### Work to be completed
Are you able to quote each entry exactly as written?

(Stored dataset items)
________________

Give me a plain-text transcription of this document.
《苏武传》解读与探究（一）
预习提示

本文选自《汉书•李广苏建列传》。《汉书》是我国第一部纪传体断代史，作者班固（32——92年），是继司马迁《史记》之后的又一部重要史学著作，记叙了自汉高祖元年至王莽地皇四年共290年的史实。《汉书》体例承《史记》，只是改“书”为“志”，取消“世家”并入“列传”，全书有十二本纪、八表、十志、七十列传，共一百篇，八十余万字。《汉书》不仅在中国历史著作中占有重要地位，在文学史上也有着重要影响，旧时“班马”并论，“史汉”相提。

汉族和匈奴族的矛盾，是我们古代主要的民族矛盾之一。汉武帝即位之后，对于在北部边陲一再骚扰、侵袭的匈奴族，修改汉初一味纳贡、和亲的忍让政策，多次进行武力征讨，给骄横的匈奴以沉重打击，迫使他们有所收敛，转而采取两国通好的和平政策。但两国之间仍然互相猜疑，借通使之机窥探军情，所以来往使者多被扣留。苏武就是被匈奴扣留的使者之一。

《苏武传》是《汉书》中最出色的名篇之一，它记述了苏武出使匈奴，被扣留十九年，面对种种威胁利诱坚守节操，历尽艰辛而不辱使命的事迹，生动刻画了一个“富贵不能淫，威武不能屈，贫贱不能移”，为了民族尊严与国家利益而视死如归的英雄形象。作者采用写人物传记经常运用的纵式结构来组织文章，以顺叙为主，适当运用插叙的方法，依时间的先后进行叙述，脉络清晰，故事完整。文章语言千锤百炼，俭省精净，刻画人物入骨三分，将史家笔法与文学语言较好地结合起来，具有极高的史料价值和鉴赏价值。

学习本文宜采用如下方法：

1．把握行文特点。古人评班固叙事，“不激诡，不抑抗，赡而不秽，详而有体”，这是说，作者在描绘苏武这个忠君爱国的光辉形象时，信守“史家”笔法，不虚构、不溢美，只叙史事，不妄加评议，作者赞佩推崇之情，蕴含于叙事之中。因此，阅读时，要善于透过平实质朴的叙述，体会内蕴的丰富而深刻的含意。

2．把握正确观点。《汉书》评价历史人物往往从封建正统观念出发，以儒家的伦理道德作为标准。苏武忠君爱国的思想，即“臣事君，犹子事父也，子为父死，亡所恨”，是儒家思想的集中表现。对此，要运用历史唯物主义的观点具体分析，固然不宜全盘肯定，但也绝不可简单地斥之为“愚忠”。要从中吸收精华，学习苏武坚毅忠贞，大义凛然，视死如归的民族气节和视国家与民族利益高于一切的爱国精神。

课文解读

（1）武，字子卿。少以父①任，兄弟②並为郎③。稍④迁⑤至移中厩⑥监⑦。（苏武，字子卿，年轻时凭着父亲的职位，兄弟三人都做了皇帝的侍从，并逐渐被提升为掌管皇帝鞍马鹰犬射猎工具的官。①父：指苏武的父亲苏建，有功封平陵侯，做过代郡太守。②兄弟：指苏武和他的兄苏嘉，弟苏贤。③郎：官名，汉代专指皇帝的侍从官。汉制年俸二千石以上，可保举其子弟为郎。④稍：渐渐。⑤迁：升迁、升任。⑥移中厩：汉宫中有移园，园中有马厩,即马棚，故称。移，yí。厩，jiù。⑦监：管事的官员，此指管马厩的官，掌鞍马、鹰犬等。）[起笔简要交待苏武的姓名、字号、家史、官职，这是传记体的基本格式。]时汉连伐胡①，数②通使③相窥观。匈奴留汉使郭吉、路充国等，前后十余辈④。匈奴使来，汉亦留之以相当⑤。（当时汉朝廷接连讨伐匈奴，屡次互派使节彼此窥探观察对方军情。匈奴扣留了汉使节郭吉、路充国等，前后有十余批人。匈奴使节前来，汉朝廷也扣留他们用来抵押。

________________

### Exercise response
Give me a plain-text transcription of this document.
《苏武传》解读与探究（一）
预习提示

本文选自《汉书•李广苏建列传》。《汉书》是我国第一部纪传体断代史，作者班固（32——92年），是继司马迁《史记》之后的又一部重要史学著作，记叙了自汉高祖元年至王莽地皇四年共290年的史实。《汉书》体例承《史记》，只是改“书”为“志”，取消“世家”并入“列传”，全书有十二本纪、八表、十志、七十列传，共一百篇，八十余万字。《汉书》不仅在中国历史著作中占有重要地位，在文学史上也有着重要影响，旧时“班马”并论，“史汉”相提。

汉族和匈奴族的矛盾，是我们古代主要的民族矛盾之一。汉武帝即位之后，对于在北部边陲一再骚扰、侵袭的匈奴族，修改汉初一味纳贡、和亲的忍让政策，多次进行武力征讨，给骄横的匈奴以沉重打击，迫使他们有所收敛，转而采取两国通好的和平政策。但两国之间仍然互相猜疑，借通使之机窥探军情，所以来往使者多被扣留。苏武就是被匈奴扣留的使者之一。

《苏武传》是《汉书》中最出色的名篇之一，它记述了苏武出使匈奴，被扣留十九年，面对种种威胁利诱坚守节操，历尽艰辛而不辱使命的事迹，生动刻画了一个“富贵不能淫，威武不能屈，贫贱不能移”，为了民族尊严与国家利益而视死如归的英雄形象。作者采用写人物传记经常运用的纵式结构来组织文章，以顺叙为主，适当运用插叙的方法，依时间的先后进行叙述，脉络清晰，故事完整。文章语言千锤百炼，俭省精净，刻画人物入骨三分，将史家笔法与文学语言较好地结合起来，具有极高的史料价值和鉴赏价值。

学习本文宜采用如下方法：

1．把握行文特点。古人评班固叙事，“不激诡，不抑抗，赡而不秽，详而有体”，这是说，作者在描绘苏武这个忠君爱国的光辉形象时，信守“史家”笔法，不虚构、不溢美，只叙史事，不妄加评议，作者赞佩推崇之情，蕴含于叙事之中。因此，阅读时，要善于透过平实质朴的叙述，体会内蕴的丰富而深刻的含意。

2．把握正确观点。《汉书》评价历史人物往往从封建正统观念出发，以儒家的伦理道德作为标准。苏武忠君爱国的思想，即“臣事君，犹子事父也，子为父死，亡所恨”，是儒家思想的集中表现。对此，要运用历史唯物主义的观点具体分析，固然不宜全盘肯定，但也绝不可简单地斥之为“愚忠”。要从中吸收精华，学习苏武坚毅忠贞，大义凛然，视死如归的民族气节和视国家与民族利益高于一切的爱国精神。

课文解读

（1）武，字子卿。少以父①任，兄弟②並为郎③。稍④迁⑤至移中厩⑥监⑦。（苏武，字子卿，年轻时凭着父亲的职位，兄弟三人都做了皇帝的侍从，并逐渐被提升为掌管皇帝鞍马鹰犬射猎工具的官。①父：指苏武的父亲苏建，有功封平陵侯，做过代郡太守。②兄弟：指苏武和他的兄苏嘉，弟苏贤。③郎：官名，汉代专指皇帝的侍从官。汉制年俸二千石以上，可保举其子弟为郎。④稍：渐渐。⑤迁：升迁、升任。⑥移中厩：汉宫中有移园，园中有马厩,即马棚，故称。移，yí。厩，jiù。⑦监：管事的官员，此指管马厩的官，掌鞍马、鹰犬等。）[起笔简要交待苏武的姓名、字号、家史、官职，这是传记体的基本格式。]时汉连伐胡①，数②通使③相窥观。匈奴留汉使郭吉、路充国等，前后十余辈④。匈奴使来，汉亦留之以相当⑤。（当时汉朝廷接连讨伐匈奴，屡次互派使节彼此窥探观察对方军情。匈奴扣留了汉使节郭吉、路充国等，前后有十余批人。匈奴使节前来，汉朝廷也扣留他们用来抵押。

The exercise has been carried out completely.